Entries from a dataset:
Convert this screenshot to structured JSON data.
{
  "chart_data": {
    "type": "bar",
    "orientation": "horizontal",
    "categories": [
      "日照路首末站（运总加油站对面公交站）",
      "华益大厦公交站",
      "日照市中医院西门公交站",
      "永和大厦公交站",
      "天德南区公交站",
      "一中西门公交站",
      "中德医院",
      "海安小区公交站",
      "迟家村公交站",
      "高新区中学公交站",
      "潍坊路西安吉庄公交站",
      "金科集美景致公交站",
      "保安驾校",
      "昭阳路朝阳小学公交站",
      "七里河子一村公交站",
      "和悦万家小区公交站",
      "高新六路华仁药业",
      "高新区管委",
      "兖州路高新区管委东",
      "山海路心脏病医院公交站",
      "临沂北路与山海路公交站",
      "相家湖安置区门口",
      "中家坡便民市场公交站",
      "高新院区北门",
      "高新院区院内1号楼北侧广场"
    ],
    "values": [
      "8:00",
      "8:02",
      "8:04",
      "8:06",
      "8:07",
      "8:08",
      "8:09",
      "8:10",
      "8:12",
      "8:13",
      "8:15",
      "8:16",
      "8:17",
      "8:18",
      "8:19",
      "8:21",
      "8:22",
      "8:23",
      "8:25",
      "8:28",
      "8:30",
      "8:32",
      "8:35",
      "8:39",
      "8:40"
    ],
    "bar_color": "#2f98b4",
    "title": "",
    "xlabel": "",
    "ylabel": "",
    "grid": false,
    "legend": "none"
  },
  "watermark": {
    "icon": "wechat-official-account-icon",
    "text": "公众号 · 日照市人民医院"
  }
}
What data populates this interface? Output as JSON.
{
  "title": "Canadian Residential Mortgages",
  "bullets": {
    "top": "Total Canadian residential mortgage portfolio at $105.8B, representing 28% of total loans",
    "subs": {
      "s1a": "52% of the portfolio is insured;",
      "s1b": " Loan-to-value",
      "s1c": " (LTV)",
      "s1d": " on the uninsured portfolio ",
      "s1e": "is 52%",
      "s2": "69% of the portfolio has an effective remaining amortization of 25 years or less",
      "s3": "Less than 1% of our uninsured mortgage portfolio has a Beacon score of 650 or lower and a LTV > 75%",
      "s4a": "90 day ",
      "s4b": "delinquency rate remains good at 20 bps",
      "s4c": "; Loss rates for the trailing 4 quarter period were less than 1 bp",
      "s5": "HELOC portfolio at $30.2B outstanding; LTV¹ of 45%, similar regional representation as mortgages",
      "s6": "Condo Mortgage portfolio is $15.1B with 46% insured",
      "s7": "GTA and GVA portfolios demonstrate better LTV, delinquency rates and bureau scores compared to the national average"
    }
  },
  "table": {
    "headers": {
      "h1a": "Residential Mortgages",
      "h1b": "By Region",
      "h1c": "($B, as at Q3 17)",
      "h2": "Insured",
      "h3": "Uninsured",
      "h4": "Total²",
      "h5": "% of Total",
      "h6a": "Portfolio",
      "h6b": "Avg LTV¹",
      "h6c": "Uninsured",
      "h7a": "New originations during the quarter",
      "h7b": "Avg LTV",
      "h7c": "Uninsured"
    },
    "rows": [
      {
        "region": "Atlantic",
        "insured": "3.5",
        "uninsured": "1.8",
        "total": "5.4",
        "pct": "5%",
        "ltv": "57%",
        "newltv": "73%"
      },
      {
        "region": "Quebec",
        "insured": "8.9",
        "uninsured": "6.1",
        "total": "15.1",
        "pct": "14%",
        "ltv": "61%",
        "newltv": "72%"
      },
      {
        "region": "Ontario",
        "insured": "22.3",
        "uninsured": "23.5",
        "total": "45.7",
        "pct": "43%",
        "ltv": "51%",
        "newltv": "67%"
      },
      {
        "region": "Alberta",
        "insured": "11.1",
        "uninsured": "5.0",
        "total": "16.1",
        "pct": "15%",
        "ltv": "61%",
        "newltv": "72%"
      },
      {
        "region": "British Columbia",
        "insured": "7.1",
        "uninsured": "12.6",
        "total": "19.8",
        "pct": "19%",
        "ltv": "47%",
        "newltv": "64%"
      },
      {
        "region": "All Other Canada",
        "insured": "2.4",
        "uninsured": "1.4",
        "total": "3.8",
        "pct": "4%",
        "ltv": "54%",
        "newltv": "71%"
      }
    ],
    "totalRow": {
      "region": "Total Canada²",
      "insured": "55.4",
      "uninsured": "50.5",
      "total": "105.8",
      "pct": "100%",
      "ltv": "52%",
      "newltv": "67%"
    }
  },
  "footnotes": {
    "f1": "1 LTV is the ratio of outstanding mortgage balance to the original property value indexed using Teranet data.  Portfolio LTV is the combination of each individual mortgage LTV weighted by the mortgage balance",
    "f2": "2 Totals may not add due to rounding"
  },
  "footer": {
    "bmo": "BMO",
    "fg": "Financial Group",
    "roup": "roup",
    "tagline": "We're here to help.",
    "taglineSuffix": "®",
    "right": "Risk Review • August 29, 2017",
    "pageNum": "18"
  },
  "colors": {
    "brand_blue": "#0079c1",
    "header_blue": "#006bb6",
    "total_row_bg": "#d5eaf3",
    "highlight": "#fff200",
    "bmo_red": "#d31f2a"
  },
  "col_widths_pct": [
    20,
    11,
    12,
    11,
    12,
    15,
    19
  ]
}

Exercise description:
Return the full listing, character for character.

Solution to the exercise:
Convert this screenshot to structured JSON data.
{
  "chart_data": {
    "type": "bar",
    "orientation": "horizontal",
    "categories": [
      "日照路首末站（运总加油站对面公交站）",
      "华益大厦公交站",
      "日照市中医院西门公交站",
      "永和大厦公交站",
      "天德南区公交站",
      "一中西门公交站",
      "中德医院",
      "海安小区公交站",
      "迟家村公交站",
      "高新区中学公交站",
      "潍坊路西安吉庄公交站",
      "金科集美景致公交站",
      "保安驾校",
      "昭阳路朝阳小学公交站",
      "七里河子一村公交站",
      "和悦万家小区公交站",
      "高新六路华仁药业",
      "高新区管委",
      "兖州路高新区管委东",
      "山海路心脏病医院公交站",
      "临沂北路与山海路公交站",
      "相家湖安置区门口",
      "中家坡便民市场公交站",
      "高新院区北门",
      "高新院区院内1号楼北侧广场"
    ],
    "values": [
      "8:00",
      "8:02",
      "8:04",
      "8:06",
      "8:07",
      "8:08",
      "8:09",
      "8:10",
      "8:12",
      "8:13",
      "8:15",
      "8:16",
      "8:17",
      "8:18",
      "8:19",
      "8:21",
      "8:22",
      "8:23",
      "8:25",
      "8:28",
      "8:30",
      "8:32",
      "8:35",
      "8:39",
      "8:40"
    ],
    "bar_color": "#2f98b4",
    "title": "",
    "xlabel": "",
    "ylabel": "",
    "grid": false,
    "legend": "none"
  },
  "watermark": {
    "icon": "wechat-official-account-icon",
    "text": "公众号 · 日照市人民医院"
  }
}
What data populates this interface? Output as JSON.
{
  "title": "Canadian Residential Mortgages",
  "bullets": {
    "top": "Total Canadian residential mortgage portfolio at $105.8B, representing 28% of total loans",
    "subs": {
      "s1a": "52% of the portfolio is insured;",
      "s1b": " Loan-to-value",
      "s1c": " (LTV)",
      "s1d": " on the uninsured portfolio ",
      "s1e": "is 52%",
      "s2": "69% of the portfolio has an effective remaining amortization of 25 years or less",
      "s3": "Less than 1% of our uninsured mortgage portfolio has a Beacon score of 650 or lower and a LTV > 75%",
      "s4a": "90 day ",
      "s4b": "delinquency rate remains good at 20 bps",
      "s4c": "; Loss rates for the trailing 4 quarter period were less than 1 bp",
      "s5": "HELOC portfolio at $30.2B outstanding; LTV¹ of 45%, similar regional representation as mortgages",
      "s6": "Condo Mortgage portfolio is $15.1B with 46% insured",
      "s7": "GTA and GVA portfolios demonstrate better LTV, delinquency rates and bureau scores compared to the national average"
    }
  },
  "table": {
    "headers": {
      "h1a": "Residential Mortgages",
      "h1b": "By Region",
      "h1c": "($B, as at Q3 17)",
      "h2": "Insured",
      "h3": "Uninsured",
      "h4": "Total²",
      "h5": "% of Total",
      "h6a": "Portfolio",
      "h6b": "Avg LTV¹",
      "h6c": "Uninsured",
      "h7a": "New originations during the quarter",
      "h7b": "Avg LTV",
      "h7c": "Uninsured"
    },
    "rows": [
      {
        "region": "Atlantic",
        "insured": "3.5",
        "uninsured": "1.8",
        "total": "5.4",
        "pct": "5%",
        "ltv": "57%",
        "newltv": "73%"
      },
      {
        "region": "Quebec",
        "insured": "8.9",
        "uninsured": "6.1",
        "total": "15.1",
        "pct": "14%",
        "ltv": "61%",
        "newltv": "72%"
      },
      {
        "region": "Ontario",
        "insured": "22.3",
        "uninsured": "23.5",
        "total": "45.7",
        "pct": "43%",
        "ltv": "51%",
        "newltv": "67%"
      },
      {
        "region": "Alberta",
        "insured": "11.1",
        "uninsured": "5.0",
        "total": "16.1",
        "pct": "15%",
        "ltv": "61%",
        "newltv": "72%"
      },
      {
        "region": "British Columbia",
        "insured": "7.1",
        "uninsured": "12.6",
        "total": "19.8",
        "pct": "19%",
        "ltv": "47%",
        "newltv": "64%"
      },
      {
        "region": "All Other Canada",
        "insured": "2.4",
        "uninsured": "1.4",
        "total": "3.8",
        "pct": "4%",
        "ltv": "54%",
        "newltv": "71%"
      }
    ],
    "totalRow": {
      "region": "Total Canada²",
      "insured": "55.4",
      "uninsured": "50.5",
      "total": "105.8",
      "pct": "100%",
      "ltv": "52%",
      "newltv": "67%"
    }
  },
  "footnotes": {
    "f1": "1 LTV is the ratio of outstanding mortgage balance to the original property value indexed using Teranet data.  Portfolio LTV is the combination of each individual mortgage LTV weighted by the mortgage balance",
    "f2": "2 Totals may not add due to rounding"
  },
  "footer": {
    "bmo": "BMO",
    "fg": "Financial Group",
    "roup": "roup",
    "tagline": "We're here to help.",
    "taglineSuffix": "®",
    "right": "Risk Review • August 29, 2017",
    "pageNum": "18"
  },
  "colors": {
    "brand_blue": "#0079c1",
    "header_blue": "#006bb6",
    "total_row_bg": "#d5eaf3",
    "highlight": "#fff200",
    "bmo_red": "#d31f2a"
  },
  "col_widths_pct": [
    20,
    11,
    12,
    11,
    12,
    15,
    19
  ]
}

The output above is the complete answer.